Copy out the records word for word, starting at their first line and ending with the line that contains "form-footer: Form 136—Printed", both included.

>> START SUPPLIED MATERIAL

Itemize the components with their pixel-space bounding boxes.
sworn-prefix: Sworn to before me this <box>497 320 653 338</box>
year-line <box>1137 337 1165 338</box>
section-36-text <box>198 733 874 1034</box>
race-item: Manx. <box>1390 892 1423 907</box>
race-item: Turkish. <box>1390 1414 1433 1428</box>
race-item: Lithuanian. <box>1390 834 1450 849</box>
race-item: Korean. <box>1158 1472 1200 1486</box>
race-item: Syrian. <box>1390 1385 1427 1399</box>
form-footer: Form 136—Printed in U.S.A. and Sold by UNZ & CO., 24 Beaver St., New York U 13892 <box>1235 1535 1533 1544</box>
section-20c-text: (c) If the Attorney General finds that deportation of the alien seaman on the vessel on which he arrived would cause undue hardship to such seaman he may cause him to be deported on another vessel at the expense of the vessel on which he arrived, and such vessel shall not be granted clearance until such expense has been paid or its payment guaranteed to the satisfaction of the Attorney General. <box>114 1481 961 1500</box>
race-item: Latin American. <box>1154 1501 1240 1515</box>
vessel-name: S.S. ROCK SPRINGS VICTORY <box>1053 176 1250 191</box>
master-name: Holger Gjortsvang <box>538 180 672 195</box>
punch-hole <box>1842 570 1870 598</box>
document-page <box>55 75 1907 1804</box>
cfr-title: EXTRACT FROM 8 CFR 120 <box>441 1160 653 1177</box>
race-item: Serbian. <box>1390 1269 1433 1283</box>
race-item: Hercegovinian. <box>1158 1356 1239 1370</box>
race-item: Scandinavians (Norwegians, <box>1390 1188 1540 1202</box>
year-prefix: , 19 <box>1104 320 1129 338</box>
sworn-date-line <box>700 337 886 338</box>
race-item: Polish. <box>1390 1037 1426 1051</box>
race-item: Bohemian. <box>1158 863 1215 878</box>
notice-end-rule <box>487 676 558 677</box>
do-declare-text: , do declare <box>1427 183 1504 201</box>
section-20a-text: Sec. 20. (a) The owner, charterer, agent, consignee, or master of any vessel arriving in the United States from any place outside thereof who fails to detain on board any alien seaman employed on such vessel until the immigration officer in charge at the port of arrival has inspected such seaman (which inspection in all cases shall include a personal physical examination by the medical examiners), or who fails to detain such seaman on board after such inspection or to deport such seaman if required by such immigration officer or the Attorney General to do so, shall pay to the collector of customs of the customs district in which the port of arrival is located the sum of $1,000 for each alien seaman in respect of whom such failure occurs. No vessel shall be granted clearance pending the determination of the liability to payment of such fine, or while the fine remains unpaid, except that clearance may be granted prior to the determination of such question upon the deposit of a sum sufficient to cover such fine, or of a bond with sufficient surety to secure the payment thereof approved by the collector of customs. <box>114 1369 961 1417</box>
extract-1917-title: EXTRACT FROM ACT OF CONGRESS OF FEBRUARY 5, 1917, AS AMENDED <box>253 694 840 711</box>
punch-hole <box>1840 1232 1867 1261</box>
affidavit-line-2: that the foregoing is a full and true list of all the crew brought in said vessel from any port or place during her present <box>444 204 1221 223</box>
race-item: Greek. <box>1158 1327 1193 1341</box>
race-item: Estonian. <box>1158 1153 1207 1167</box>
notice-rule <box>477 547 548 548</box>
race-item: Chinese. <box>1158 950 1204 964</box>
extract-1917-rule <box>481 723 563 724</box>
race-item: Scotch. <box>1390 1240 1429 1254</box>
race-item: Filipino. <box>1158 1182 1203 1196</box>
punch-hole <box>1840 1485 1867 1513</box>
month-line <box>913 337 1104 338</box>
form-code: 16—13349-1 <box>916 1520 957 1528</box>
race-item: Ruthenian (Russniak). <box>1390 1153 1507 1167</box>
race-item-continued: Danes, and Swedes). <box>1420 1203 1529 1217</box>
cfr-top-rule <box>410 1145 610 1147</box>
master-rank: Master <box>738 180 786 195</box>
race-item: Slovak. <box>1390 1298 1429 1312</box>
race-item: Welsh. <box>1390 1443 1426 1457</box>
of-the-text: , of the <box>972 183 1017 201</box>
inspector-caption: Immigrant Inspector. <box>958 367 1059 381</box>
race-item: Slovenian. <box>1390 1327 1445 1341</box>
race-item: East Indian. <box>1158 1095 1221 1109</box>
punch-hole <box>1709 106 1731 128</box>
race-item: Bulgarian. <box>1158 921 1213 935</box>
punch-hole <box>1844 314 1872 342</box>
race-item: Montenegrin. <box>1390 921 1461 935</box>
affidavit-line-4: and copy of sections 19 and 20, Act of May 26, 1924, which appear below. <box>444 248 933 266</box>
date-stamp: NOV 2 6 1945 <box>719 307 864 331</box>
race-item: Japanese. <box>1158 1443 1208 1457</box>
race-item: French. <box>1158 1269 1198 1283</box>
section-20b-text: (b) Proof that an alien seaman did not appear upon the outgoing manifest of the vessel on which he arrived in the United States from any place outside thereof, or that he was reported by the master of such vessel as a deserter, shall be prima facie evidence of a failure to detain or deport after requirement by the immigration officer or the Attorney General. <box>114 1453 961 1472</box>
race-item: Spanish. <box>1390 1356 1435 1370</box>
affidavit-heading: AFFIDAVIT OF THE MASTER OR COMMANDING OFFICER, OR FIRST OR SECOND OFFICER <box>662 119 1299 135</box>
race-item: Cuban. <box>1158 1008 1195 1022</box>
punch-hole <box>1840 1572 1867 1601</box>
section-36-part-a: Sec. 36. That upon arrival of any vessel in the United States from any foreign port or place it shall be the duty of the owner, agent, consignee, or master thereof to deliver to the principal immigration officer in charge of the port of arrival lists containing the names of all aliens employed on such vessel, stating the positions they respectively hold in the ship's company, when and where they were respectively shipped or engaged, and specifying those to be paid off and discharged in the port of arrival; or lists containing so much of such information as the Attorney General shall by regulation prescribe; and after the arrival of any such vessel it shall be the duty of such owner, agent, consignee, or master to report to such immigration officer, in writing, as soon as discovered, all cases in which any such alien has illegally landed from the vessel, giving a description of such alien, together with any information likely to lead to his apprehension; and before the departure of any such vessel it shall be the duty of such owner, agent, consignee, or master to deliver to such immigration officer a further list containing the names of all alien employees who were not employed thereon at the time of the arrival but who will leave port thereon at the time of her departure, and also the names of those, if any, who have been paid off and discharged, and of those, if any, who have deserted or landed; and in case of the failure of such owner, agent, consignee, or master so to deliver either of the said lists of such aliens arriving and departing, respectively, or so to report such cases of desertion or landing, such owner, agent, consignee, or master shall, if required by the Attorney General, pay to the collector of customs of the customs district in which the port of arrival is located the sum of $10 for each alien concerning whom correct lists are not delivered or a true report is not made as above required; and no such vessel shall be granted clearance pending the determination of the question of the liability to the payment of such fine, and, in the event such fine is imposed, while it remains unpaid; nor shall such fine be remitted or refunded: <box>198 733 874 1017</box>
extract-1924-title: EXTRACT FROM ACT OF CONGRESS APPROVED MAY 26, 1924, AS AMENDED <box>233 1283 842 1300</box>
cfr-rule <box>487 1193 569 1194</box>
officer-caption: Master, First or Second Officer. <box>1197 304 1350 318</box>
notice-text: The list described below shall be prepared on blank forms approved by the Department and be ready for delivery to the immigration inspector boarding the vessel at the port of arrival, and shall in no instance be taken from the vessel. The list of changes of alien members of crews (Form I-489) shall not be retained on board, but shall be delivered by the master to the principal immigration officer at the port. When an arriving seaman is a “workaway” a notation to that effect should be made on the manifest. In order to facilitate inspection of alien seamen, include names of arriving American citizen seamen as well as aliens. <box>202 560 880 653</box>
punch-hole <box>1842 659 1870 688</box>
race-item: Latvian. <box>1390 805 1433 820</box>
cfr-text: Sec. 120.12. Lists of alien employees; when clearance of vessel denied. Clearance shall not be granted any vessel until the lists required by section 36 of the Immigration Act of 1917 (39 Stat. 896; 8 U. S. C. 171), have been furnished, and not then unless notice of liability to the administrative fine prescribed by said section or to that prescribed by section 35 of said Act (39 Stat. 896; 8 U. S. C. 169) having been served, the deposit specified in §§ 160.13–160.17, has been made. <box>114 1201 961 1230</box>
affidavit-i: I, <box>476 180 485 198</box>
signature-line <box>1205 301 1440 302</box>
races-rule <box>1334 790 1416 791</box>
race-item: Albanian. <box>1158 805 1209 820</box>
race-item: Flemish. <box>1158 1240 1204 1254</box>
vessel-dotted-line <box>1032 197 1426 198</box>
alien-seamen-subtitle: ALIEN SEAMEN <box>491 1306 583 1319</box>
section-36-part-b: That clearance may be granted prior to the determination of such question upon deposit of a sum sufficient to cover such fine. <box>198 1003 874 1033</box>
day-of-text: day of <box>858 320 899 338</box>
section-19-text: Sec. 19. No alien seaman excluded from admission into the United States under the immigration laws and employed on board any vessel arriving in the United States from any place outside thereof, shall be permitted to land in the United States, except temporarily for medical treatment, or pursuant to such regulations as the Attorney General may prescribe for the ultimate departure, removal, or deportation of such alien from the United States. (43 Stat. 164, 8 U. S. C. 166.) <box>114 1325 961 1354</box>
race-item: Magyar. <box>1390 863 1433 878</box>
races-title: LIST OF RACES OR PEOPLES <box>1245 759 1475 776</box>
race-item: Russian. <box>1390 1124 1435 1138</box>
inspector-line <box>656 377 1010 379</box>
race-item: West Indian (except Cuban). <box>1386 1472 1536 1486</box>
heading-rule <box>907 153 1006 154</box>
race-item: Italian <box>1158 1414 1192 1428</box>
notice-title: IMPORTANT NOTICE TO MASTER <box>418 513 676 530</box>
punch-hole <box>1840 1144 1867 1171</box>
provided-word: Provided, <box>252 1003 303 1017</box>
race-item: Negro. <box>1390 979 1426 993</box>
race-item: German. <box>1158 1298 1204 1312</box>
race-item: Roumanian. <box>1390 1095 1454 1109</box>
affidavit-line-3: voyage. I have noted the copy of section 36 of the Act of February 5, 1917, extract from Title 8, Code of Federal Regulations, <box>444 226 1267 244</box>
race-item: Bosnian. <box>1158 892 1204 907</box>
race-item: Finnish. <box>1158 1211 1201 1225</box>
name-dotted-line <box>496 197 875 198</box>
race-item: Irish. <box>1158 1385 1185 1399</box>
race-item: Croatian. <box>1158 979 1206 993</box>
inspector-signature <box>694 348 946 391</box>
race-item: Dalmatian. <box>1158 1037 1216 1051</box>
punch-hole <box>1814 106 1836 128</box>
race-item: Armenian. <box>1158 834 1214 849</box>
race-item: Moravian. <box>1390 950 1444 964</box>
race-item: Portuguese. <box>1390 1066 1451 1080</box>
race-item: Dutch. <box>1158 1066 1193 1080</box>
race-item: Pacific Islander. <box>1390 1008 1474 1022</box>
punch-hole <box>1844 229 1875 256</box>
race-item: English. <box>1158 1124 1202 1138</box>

>> END SUPPLIED MATERIAL

- **RESPONSE BELOW**:
Itemize the components with their pixel-space bounding boxes.
sworn-prefix: Sworn to before me this <box>497 320 653 338</box>
year-line <box>1137 337 1165 338</box>
section-36-text <box>198 733 874 1034</box>
race-item: Manx. <box>1390 892 1423 907</box>
race-item: Turkish. <box>1390 1414 1433 1428</box>
race-item: Lithuanian. <box>1390 834 1450 849</box>
race-item: Korean. <box>1158 1472 1200 1486</box>
race-item: Syrian. <box>1390 1385 1427 1399</box>
form-footer: Form 136—Printed in U.S.A. and Sold by UNZ & CO., 24 Beaver St., New York U 13892 <box>1235 1535 1533 1544</box>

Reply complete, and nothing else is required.